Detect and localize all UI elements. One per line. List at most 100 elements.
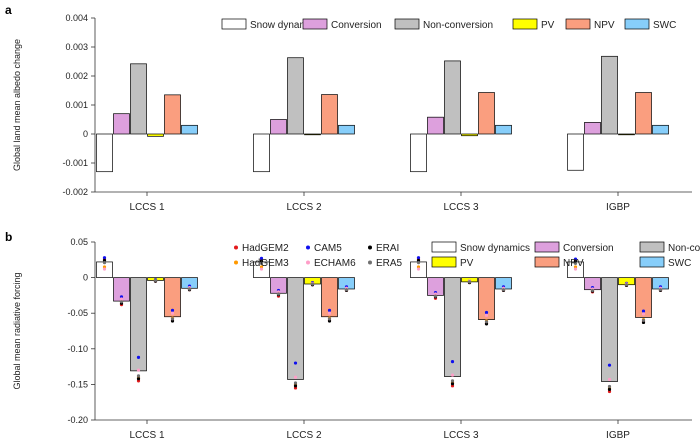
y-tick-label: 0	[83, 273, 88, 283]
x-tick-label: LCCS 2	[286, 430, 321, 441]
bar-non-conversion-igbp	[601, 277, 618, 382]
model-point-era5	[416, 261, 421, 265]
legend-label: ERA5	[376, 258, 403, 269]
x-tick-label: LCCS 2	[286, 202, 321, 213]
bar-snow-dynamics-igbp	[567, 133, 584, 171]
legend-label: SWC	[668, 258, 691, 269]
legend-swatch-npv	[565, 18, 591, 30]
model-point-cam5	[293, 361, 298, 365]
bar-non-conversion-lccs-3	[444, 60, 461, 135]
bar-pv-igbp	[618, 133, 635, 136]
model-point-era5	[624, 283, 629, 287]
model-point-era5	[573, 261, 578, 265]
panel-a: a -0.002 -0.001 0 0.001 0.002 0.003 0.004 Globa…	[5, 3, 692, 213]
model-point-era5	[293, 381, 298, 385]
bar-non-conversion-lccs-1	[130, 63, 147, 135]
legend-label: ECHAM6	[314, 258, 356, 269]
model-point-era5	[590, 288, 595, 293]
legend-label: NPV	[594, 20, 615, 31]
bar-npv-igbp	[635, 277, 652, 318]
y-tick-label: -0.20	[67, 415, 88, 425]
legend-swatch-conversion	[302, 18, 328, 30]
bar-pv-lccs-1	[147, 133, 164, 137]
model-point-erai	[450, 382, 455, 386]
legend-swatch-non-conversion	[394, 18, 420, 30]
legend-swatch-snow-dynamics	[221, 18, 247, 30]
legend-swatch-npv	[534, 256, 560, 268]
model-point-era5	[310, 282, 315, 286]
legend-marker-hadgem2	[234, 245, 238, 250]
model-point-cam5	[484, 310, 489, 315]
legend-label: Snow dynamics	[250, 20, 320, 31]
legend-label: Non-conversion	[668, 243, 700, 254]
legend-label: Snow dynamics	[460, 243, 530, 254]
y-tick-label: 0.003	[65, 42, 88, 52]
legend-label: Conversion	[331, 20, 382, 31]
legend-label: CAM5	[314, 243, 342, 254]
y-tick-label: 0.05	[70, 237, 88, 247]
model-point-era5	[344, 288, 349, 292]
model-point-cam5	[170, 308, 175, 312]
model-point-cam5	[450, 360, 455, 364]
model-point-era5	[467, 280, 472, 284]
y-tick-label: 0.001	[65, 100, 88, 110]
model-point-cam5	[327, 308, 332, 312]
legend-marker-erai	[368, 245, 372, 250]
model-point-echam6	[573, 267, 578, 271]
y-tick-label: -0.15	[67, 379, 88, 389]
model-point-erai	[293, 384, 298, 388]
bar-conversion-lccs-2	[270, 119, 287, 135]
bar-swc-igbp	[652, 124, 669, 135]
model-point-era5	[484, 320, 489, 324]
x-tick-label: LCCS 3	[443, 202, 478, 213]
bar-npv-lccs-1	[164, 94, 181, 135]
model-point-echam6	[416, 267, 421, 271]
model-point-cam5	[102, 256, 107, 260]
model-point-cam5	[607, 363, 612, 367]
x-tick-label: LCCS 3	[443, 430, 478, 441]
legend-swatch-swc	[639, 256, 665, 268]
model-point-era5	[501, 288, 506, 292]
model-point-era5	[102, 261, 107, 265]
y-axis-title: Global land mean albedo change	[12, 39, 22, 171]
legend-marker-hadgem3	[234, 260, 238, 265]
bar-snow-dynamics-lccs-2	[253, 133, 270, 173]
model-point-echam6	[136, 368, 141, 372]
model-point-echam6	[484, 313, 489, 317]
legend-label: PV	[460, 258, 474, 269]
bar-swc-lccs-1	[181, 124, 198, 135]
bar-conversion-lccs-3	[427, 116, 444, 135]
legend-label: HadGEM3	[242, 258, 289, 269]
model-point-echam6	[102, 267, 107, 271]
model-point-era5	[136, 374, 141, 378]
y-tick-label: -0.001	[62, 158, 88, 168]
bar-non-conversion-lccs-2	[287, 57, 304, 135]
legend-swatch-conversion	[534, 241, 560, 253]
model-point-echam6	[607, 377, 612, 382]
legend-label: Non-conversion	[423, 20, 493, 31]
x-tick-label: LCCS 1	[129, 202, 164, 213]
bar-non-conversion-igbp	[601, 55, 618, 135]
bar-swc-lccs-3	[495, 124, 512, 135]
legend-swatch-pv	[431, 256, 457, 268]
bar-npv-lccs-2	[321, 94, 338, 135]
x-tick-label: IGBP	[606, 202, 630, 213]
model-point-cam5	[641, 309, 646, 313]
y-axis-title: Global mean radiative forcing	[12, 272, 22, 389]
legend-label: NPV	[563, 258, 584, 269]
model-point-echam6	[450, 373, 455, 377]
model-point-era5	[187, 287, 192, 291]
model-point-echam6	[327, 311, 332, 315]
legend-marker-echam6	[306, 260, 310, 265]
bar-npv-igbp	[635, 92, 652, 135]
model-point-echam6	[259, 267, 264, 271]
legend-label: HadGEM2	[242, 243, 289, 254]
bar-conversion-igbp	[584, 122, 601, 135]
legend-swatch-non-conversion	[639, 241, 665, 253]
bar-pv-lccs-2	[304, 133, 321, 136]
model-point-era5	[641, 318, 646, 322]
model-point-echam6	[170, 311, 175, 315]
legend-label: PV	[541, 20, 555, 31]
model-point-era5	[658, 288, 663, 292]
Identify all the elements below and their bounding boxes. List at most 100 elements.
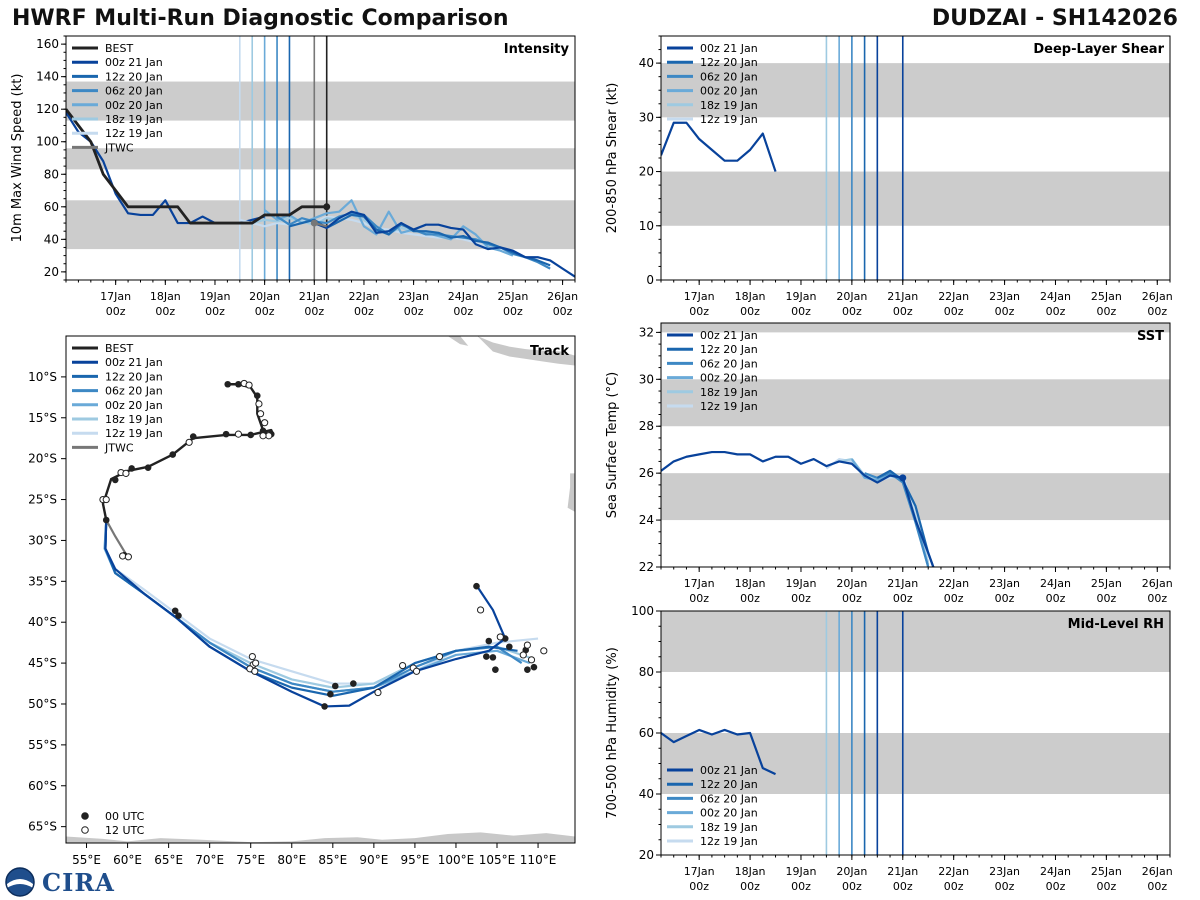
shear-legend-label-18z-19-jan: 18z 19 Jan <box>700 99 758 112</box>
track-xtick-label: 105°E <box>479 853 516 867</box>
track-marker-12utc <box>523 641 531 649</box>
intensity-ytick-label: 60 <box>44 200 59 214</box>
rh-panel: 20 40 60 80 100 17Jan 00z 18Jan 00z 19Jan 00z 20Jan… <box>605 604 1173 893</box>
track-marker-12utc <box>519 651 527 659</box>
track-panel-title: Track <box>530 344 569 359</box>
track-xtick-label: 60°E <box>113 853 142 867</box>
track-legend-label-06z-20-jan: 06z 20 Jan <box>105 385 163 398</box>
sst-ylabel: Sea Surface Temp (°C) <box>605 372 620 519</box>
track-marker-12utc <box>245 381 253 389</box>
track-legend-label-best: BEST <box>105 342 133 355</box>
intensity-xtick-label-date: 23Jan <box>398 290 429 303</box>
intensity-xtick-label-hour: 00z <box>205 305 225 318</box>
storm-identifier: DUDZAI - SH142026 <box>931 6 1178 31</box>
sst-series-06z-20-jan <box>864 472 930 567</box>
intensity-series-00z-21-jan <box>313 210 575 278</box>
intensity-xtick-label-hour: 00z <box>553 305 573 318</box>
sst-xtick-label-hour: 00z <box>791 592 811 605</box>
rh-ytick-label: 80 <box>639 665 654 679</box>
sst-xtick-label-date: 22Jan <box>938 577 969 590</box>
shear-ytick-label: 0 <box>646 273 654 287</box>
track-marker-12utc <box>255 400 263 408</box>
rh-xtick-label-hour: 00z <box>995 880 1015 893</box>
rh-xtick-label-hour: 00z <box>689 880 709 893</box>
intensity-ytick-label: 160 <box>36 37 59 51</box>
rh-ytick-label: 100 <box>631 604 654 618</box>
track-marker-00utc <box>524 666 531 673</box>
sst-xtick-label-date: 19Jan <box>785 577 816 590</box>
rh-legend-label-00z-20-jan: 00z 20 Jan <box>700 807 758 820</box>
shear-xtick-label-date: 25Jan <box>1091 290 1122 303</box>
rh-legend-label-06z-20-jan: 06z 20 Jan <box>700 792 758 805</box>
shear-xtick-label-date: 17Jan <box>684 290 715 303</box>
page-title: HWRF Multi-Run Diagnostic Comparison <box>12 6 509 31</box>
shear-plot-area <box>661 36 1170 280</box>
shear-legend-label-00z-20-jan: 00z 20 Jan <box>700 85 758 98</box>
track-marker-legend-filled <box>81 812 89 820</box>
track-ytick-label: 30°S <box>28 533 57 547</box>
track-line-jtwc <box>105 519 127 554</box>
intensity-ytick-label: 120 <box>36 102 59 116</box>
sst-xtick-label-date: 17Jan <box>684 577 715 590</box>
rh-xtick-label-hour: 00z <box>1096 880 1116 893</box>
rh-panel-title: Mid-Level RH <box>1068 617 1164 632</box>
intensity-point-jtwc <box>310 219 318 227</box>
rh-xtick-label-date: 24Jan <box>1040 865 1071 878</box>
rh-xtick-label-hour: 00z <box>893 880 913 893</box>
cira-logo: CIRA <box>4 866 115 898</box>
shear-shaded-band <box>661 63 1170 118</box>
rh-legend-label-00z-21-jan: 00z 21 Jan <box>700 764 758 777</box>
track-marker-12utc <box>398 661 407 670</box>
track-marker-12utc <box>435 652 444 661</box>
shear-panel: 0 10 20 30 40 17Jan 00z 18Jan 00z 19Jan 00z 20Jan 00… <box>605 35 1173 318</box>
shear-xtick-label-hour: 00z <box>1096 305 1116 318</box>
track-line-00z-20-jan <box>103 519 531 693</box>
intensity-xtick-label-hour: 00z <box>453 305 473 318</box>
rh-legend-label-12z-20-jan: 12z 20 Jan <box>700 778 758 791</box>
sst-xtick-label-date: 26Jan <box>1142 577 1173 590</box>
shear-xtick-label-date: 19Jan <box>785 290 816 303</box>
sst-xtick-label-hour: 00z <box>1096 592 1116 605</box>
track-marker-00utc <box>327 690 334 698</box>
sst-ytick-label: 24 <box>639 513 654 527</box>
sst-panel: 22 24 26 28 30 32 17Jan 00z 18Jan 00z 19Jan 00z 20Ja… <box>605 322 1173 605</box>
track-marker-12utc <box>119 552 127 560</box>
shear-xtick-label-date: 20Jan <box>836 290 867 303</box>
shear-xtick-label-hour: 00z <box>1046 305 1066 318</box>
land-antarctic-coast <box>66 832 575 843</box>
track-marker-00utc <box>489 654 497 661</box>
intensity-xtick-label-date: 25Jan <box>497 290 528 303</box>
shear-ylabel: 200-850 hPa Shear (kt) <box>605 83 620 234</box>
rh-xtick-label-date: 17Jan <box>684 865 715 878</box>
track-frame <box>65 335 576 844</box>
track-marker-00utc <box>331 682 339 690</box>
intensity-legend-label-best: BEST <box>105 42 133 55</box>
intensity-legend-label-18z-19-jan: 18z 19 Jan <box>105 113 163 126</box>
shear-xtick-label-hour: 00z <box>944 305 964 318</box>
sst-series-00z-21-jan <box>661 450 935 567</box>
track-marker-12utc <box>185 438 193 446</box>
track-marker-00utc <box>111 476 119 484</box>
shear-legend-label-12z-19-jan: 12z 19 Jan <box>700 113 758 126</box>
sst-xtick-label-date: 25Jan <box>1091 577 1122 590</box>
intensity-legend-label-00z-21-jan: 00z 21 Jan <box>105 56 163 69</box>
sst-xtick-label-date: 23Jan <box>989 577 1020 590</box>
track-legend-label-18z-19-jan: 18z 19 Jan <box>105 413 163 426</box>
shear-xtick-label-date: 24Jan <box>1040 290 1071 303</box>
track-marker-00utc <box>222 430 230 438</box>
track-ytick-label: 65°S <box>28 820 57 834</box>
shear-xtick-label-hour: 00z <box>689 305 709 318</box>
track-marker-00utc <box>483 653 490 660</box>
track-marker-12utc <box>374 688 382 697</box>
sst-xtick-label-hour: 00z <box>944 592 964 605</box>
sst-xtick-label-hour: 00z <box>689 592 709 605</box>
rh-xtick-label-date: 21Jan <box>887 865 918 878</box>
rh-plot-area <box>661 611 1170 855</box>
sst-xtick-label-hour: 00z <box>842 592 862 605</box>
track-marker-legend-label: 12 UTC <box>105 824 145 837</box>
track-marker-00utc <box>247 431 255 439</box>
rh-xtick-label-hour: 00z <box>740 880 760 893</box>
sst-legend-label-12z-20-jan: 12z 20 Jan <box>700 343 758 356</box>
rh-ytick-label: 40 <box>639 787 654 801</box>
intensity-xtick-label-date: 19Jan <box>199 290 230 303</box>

_____

Task to complete: Reproduce the lines from the one containing "shear-legend-label-18z-19-jan: 18z 19" through the one containing "track-marker-12utc <box>245 381 253 389</box>", both included, with no changes.

Task response:
shear-legend-label-18z-19-jan: 18z 19 Jan <box>700 99 758 112</box>
track-xtick-label: 105°E <box>479 853 516 867</box>
track-marker-12utc <box>523 641 531 649</box>
intensity-ytick-label: 60 <box>44 200 59 214</box>
rh-panel: 20 40 60 80 100 17Jan 00z 18Jan 00z 19Jan 00z 20Jan… <box>605 604 1173 893</box>
track-marker-12utc <box>519 651 527 659</box>
track-panel-title: Track <box>530 344 569 359</box>
track-xtick-label: 60°E <box>113 853 142 867</box>
track-legend-label-06z-20-jan: 06z 20 Jan <box>105 385 163 398</box>
sst-ylabel: Sea Surface Temp (°C) <box>605 372 620 519</box>
track-marker-12utc <box>245 381 253 389</box>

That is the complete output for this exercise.